● **What is being asked**: Copy all the entries word for word, but omit the pictures.

● **Records from a data collection**:
================

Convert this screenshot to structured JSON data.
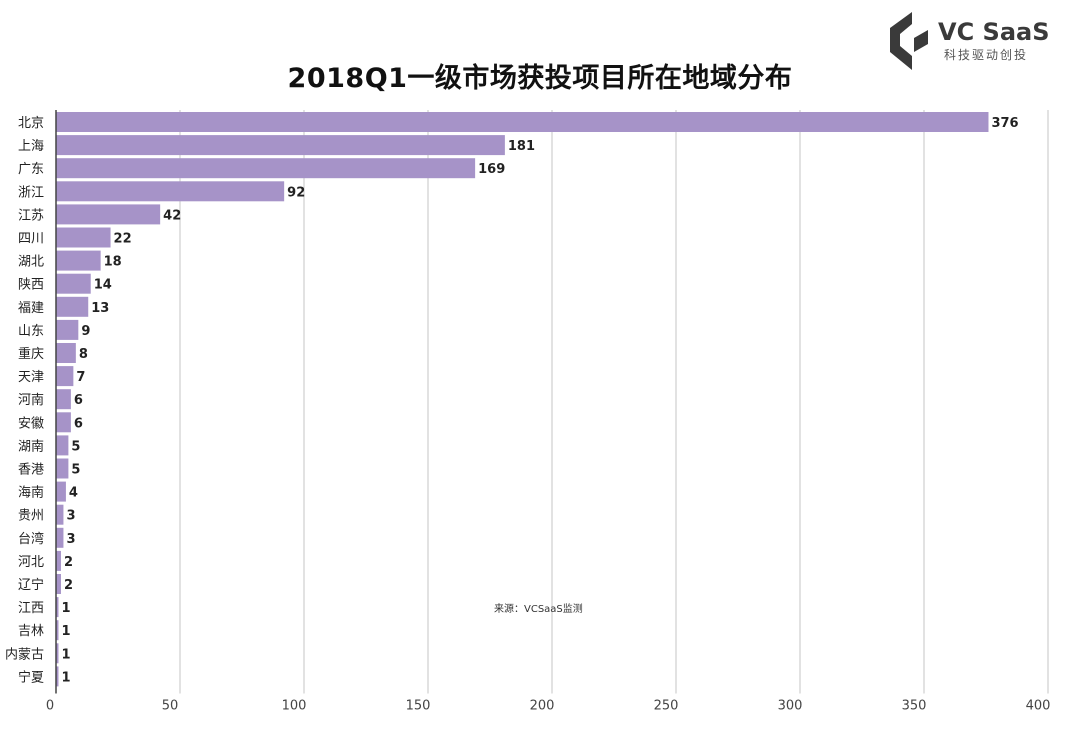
{
  "chart_data": {
    "type": "bar",
    "orientation": "horizontal",
    "title": "2018Q1一级市场获投项目所在地域分布",
    "categories": [
      "北京",
      "上海",
      "广东",
      "浙江",
      "江苏",
      "四川",
      "湖北",
      "陕西",
      "福建",
      "山东",
      "重庆",
      "天津",
      "河南",
      "安徽",
      "湖南",
      "香港",
      "海南",
      "贵州",
      "台湾",
      "河北",
      "辽宁",
      "江西",
      "吉林",
      "内蒙古",
      "宁夏"
    ],
    "values": [
      376,
      181,
      169,
      92,
      42,
      22,
      18,
      14,
      13,
      9,
      8,
      7,
      6,
      6,
      5,
      5,
      4,
      3,
      3,
      2,
      2,
      1,
      1,
      1,
      1
    ],
    "xlim": [
      0,
      400
    ],
    "xticks": [
      0,
      50,
      100,
      150,
      200,
      250,
      300,
      350,
      400
    ],
    "grid": true,
    "bar_color": "#a693c8",
    "data_labels": true
  },
  "brand": {
    "name": "VC SaaS",
    "tagline": "科技驱动创投",
    "color": "#3a3a3a"
  },
  "source": "来源：VCSaaS监测"
}
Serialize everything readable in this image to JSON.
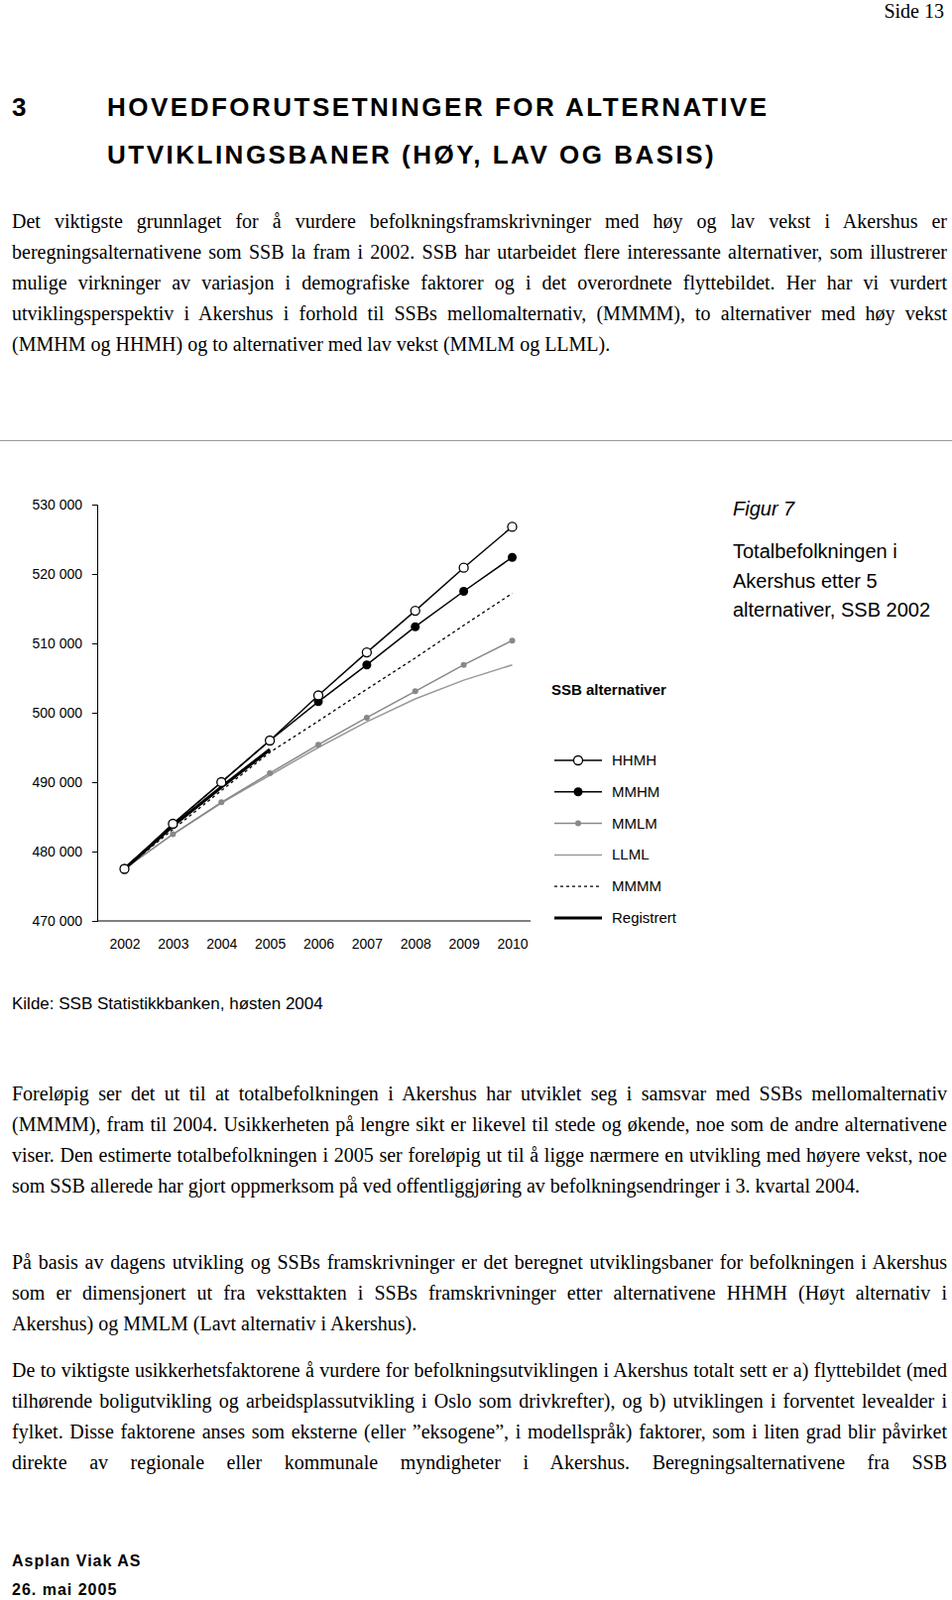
{
  "page_number": "Side 13",
  "heading": {
    "number": "3",
    "lines": [
      "HOVEDFORUTSETNINGER FOR ALTERNATIVE",
      "UTVIKLINGSBANER (HØY, LAV OG BASIS)"
    ]
  },
  "paragraphs": [
    "Det viktigste grunnlaget for å vurdere befolkningsframskrivninger med høy og lav vekst i Akershus er beregningsalternativene som SSB la fram i 2002. SSB har utarbeidet flere interessante alternativer, som illustrerer mulige virkninger av variasjon i demografiske faktorer og i det overordnete flyttebildet. Her har vi vurdert utviklingsperspektiv i Akershus i forhold til SSBs mellomalternativ, (MMMM), to alternativer med høy vekst (MMHM og HHMH) og to alternativer med lav vekst (MMLM og LLML).",
    "Foreløpig ser det ut til at totalbefolkningen i Akershus har utviklet seg i samsvar med SSBs mellomalternativ (MMMM), fram til 2004. Usikkerheten på lengre sikt er likevel til stede og økende, noe som de andre alternativene viser. Den estimerte totalbefolkningen i 2005 ser foreløpig ut til å ligge nærmere en utvikling med høyere vekst, noe som SSB allerede har gjort oppmerksom på ved offentliggjøring av befolkningsendringer i 3. kvartal 2004.",
    "På basis av dagens utvikling og SSBs framskrivninger er det beregnet utviklingsbaner for befolkningen i Akershus som er dimensjonert ut fra veksttakten i SSBs framskrivninger etter alternativene HHMH (Høyt alternativ i Akershus) og MMLM (Lavt alternativ i Akershus).",
    "De to viktigste usikkerhetsfaktorene å vurdere for befolkningsutviklingen i Akershus totalt sett er a) flyttebildet (med tilhørende boligutvikling og arbeidsplassutvikling i Oslo som drivkrefter), og b) utviklingen i forventet levealder i fylket. Disse faktorene anses som eksterne (eller ”eksogene”, i modellspråk) faktorer, som i liten grad blir påvirket direkte av regionale eller kommunale myndigheter i Akershus. Beregningsalternativene fra SSB"
  ],
  "source": "Kilde: SSB Statistikkbanken, høsten 2004",
  "footer": [
    "Asplan Viak AS",
    "26. mai 2005"
  ],
  "chart_data": {
    "type": "line",
    "title": "Figur 7",
    "subtitle": "Totalbefolkningen i Akershus etter 5 alternativer, SSB 2002",
    "legend_title": "SSB alternativer",
    "legend": "right",
    "categories": [
      "2002",
      "2003",
      "2004",
      "2005",
      "2006",
      "2007",
      "2008",
      "2009",
      "2010"
    ],
    "ylim": [
      470000,
      530000
    ],
    "yticks": [
      {
        "value": 470000,
        "label": "470 000"
      },
      {
        "value": 480000,
        "label": "480 000"
      },
      {
        "value": 490000,
        "label": "490 000"
      },
      {
        "value": 500000,
        "label": "500 000"
      },
      {
        "value": 510000,
        "label": "510 000"
      },
      {
        "value": 520000,
        "label": "520 000"
      },
      {
        "value": 530000,
        "label": "530 000"
      }
    ],
    "grid": false,
    "series": [
      {
        "name": "HHMH",
        "color": "#000000",
        "marker": "circle-open",
        "line_style": "solid",
        "values": [
          477500,
          484000,
          490000,
          496000,
          502500,
          508700,
          514700,
          520900,
          526800
        ]
      },
      {
        "name": "MMHM",
        "color": "#000000",
        "marker": "circle",
        "line_style": "solid",
        "values": [
          477500,
          484000,
          490000,
          496000,
          501600,
          506900,
          512400,
          517500,
          522400
        ]
      },
      {
        "name": "MMLM",
        "color": "#888888",
        "marker": "dot",
        "line_style": "solid",
        "values": [
          477500,
          482500,
          487100,
          491300,
          495400,
          499300,
          503100,
          506900,
          510400
        ]
      },
      {
        "name": "LLML",
        "color": "#999999",
        "marker": "none",
        "line_style": "solid",
        "values": [
          477500,
          482500,
          487000,
          491000,
          495000,
          498700,
          502000,
          504700,
          506900
        ]
      },
      {
        "name": "MMMM",
        "color": "#000000",
        "marker": "none",
        "line_style": "dotted",
        "values": [
          477500,
          483200,
          488800,
          494300,
          498800,
          503400,
          507900,
          512600,
          517200
        ]
      },
      {
        "name": "Registrert",
        "color": "#000000",
        "marker": "none",
        "line_style": "thick",
        "values": [
          477500,
          483700,
          489300,
          494700,
          null,
          null,
          null,
          null,
          null
        ]
      }
    ]
  }
}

================

● **Result below**:
Convert this screenshot to structured JSON data.
{
  "chart_data": {
    "type": "bar",
    "orientation": "horizontal",
    "title": "2018Q1一级市场获投项目所在地域分布",
    "categories": [
      "北京",
      "上海",
      "广东",
      "浙江",
      "江苏",
      "四川",
      "湖北",
      "陕西",
      "福建",
      "山东",
      "重庆",
      "天津",
      "河南",
      "安徽",
      "湖南",
      "香港",
      "海南",
      "贵州",
      "台湾",
      "河北",
      "辽宁",
      "江西",
      "吉林",
      "内蒙古",
      "宁夏"
    ],
    "values": [
      376,
      181,
      169,
      92,
      42,
      22,
      18,
      14,
      13,
      9,
      8,
      7,
      6,
      6,
      5,
      5,
      4,
      3,
      3,
      2,
      2,
      1,
      1,
      1,
      1
    ],
    "xlim": [
      0,
      400
    ],
    "xticks": [
      0,
      50,
      100,
      150,
      200,
      250,
      300,
      350,
      400
    ],
    "grid": true,
    "bar_color": "#a693c8",
    "data_labels": true
  },
  "brand": {
    "name": "VC SaaS",
    "tagline": "科技驱动创投",
    "color": "#3a3a3a"
  },
  "source": "来源：VCSaaS监测"
}
Serialize everything readable in this image to JSON.
{
  "page_number": "Side 13",
  "heading": {
    "number": "3",
    "lines": [
      "HOVEDFORUTSETNINGER FOR ALTERNATIVE",
      "UTVIKLINGSBANER (HØY, LAV OG BASIS)"
    ]
  },
  "paragraphs": [
    "Det viktigste grunnlaget for å vurdere befolkningsframskrivninger med høy og lav vekst i Akershus er beregningsalternativene som SSB la fram i 2002. SSB har utarbeidet flere interessante alternativer, som illustrerer mulige virkninger av variasjon i demografiske faktorer og i det overordnete flyttebildet. Her har vi vurdert utviklingsperspektiv i Akershus i forhold til SSBs mellomalternativ, (MMMM), to alternativer med høy vekst (MMHM og HHMH) og to alternativer med lav vekst (MMLM og LLML).",
    "Foreløpig ser det ut til at totalbefolkningen i Akershus har utviklet seg i samsvar med SSBs mellomalternativ (MMMM), fram til 2004. Usikkerheten på lengre sikt er likevel til stede og økende, noe som de andre alternativene viser. Den estimerte totalbefolkningen i 2005 ser foreløpig ut til å ligge nærmere en utvikling med høyere vekst, noe som SSB allerede har gjort oppmerksom på ved offentliggjøring av befolkningsendringer i 3. kvartal 2004.",
    "På basis av dagens utvikling og SSBs framskrivninger er det beregnet utviklingsbaner for befolkningen i Akershus som er dimensjonert ut fra veksttakten i SSBs framskrivninger etter alternativene HHMH (Høyt alternativ i Akershus) og MMLM (Lavt alternativ i Akershus).",
    "De to viktigste usikkerhetsfaktorene å vurdere for befolkningsutviklingen i Akershus totalt sett er a) flyttebildet (med tilhørende boligutvikling og arbeidsplassutvikling i Oslo som drivkrefter), og b) utviklingen i forventet levealder i fylket. Disse faktorene anses som eksterne (eller ”eksogene”, i modellspråk) faktorer, som i liten grad blir påvirket direkte av regionale eller kommunale myndigheter i Akershus. Beregningsalternativene fra SSB"
  ],
  "source": "Kilde: SSB Statistikkbanken, høsten 2004",
  "footer": [
    "Asplan Viak AS",
    "26. mai 2005"
  ],
  "chart_data": {
    "type": "line",
    "title": "Figur 7",
    "subtitle": "Totalbefolkningen i Akershus etter 5 alternativer, SSB 2002",
    "legend_title": "SSB alternativer",
    "legend": "right",
    "categories": [
      "2002",
      "2003",
      "2004",
      "2005",
      "2006",
      "2007",
      "2008",
      "2009",
      "2010"
    ],
    "ylim": [
      470000,
      530000
    ],
    "yticks": [
      {
        "value": 470000,
        "label": "470 000"
      },
      {
        "value": 480000,
        "label": "480 000"
      },
      {
        "value": 490000,
        "label": "490 000"
      },
      {
        "value": 500000,
        "label": "500 000"
      },
      {
        "value": 510000,
        "label": "510 000"
      },
      {
        "value": 520000,
        "label": "520 000"
      },
      {
        "value": 530000,
        "label": "530 000"
      }
    ],
    "grid": false,
    "series": [
      {
        "name": "HHMH",
        "color": "#000000",
        "marker": "circle-open",
        "line_style": "solid",
        "values": [
          477500,
          484000,
          490000,
          496000,
          502500,
          508700,
          514700,
          520900,
          526800
        ]
      },
      {
        "name": "MMHM",
        "color": "#000000",
        "marker": "circle",
        "line_style": "solid",
        "values": [
          477500,
          484000,
          490000,
          496000,
          501600,
          506900,
          512400,
          517500,
          522400
        ]
      },
      {
        "name": "MMLM",
        "color": "#888888",
        "marker": "dot",
        "line_style": "solid",
        "values": [
          477500,
          482500,
          487100,
          491300,
          495400,
          499300,
          503100,
          506900,
          510400
        ]
      },
      {
        "name": "LLML",
        "color": "#999999",
        "marker": "none",
        "line_style": "solid",
        "values": [
          477500,
          482500,
          487000,
          491000,
          495000,
          498700,
          502000,
          504700,
          506900
        ]
      },
      {
        "name": "MMMM",
        "color": "#000000",
        "marker": "none",
        "line_style": "dotted",
        "values": [
          477500,
          483200,
          488800,
          494300,
          498800,
          503400,
          507900,
          512600,
          517200
        ]
      },
      {
        "name": "Registrert",
        "color": "#000000",
        "marker": "none",
        "line_style": "thick",
        "values": [
          477500,
          483700,
          489300,
          494700,
          null,
          null,
          null,
          null,
          null
        ]
      }
    ]
  }
}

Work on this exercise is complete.